--- begin ---

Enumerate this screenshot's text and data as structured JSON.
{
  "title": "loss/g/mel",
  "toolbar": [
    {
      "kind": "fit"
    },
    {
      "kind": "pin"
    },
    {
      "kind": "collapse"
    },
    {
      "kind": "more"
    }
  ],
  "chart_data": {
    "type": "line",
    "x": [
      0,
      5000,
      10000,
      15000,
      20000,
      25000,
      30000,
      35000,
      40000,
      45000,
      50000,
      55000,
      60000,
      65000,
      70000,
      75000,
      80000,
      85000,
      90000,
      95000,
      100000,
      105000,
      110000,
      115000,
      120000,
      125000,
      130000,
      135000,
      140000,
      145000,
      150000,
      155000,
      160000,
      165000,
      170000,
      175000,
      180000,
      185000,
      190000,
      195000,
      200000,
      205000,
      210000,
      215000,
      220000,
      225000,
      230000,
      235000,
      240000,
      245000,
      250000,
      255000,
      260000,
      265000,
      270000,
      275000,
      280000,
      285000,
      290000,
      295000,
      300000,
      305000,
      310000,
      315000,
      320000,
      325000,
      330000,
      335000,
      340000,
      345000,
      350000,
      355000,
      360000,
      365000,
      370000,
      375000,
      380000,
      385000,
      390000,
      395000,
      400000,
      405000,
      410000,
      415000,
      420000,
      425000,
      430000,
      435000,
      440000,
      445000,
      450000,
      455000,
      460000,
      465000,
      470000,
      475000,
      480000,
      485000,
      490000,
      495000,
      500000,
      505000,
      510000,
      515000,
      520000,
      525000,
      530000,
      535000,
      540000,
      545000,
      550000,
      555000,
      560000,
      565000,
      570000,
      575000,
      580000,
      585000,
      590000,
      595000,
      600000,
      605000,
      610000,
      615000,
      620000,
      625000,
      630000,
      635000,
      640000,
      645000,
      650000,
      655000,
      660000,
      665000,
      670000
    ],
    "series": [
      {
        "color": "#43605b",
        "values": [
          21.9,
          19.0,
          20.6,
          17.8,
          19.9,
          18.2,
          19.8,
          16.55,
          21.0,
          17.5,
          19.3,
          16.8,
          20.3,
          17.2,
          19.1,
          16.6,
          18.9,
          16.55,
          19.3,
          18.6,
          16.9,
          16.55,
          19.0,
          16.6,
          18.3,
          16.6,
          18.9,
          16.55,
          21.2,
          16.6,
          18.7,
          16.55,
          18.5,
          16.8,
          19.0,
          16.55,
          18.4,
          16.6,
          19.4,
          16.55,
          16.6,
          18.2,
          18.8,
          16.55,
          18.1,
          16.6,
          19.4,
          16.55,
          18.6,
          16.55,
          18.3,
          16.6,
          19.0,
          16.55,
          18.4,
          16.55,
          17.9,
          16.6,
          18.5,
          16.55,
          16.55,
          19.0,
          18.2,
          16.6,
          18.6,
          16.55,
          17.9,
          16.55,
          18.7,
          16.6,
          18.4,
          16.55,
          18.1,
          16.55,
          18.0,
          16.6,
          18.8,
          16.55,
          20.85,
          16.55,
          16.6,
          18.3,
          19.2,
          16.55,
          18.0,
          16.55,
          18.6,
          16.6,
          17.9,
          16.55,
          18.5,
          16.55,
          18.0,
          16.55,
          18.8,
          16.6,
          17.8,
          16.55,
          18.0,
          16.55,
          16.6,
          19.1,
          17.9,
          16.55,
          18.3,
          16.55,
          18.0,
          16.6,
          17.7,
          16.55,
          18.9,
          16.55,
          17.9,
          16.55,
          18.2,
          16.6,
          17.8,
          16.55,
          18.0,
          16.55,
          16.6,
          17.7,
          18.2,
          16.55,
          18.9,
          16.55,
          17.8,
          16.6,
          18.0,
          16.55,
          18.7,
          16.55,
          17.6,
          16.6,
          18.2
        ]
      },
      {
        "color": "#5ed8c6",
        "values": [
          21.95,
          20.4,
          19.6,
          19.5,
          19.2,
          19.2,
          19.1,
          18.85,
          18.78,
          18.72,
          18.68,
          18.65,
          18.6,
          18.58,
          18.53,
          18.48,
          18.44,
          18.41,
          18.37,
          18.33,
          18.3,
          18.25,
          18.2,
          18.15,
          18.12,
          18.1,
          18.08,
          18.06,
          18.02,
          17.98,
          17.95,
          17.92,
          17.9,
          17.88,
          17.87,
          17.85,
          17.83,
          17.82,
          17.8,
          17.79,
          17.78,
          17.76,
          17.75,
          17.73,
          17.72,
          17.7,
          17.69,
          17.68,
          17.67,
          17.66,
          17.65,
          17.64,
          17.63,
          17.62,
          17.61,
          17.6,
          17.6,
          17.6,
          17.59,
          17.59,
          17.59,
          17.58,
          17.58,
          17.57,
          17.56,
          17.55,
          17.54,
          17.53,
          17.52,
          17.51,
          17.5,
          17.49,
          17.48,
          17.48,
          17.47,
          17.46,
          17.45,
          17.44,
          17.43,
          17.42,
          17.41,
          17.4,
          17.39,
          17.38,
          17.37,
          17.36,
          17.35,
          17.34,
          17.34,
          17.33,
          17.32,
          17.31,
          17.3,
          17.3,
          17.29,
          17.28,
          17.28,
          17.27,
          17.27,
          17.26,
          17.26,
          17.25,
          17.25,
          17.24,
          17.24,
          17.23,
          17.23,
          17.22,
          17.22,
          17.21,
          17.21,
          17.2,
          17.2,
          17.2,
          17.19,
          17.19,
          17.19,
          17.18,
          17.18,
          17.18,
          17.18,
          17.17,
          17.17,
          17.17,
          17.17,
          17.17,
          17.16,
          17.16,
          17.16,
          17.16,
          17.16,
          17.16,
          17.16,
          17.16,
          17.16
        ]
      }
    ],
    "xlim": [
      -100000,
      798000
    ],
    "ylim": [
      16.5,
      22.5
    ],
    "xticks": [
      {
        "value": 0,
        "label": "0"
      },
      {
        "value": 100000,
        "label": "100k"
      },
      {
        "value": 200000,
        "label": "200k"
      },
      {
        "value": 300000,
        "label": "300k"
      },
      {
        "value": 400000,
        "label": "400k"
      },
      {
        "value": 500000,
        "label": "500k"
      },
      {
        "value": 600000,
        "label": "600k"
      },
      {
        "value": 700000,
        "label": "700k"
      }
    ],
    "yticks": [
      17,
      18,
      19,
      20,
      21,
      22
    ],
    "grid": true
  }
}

--- end ---

Given instruction — Look through the listing and extract every line with "label" in it.

Solution to the problem —
        "label": "0"
        "label": "100k"
        "label": "200k"
        "label": "300k"
        "label": "400k"
        "label": "500k"
        "label": "600k"
        "label": "700k"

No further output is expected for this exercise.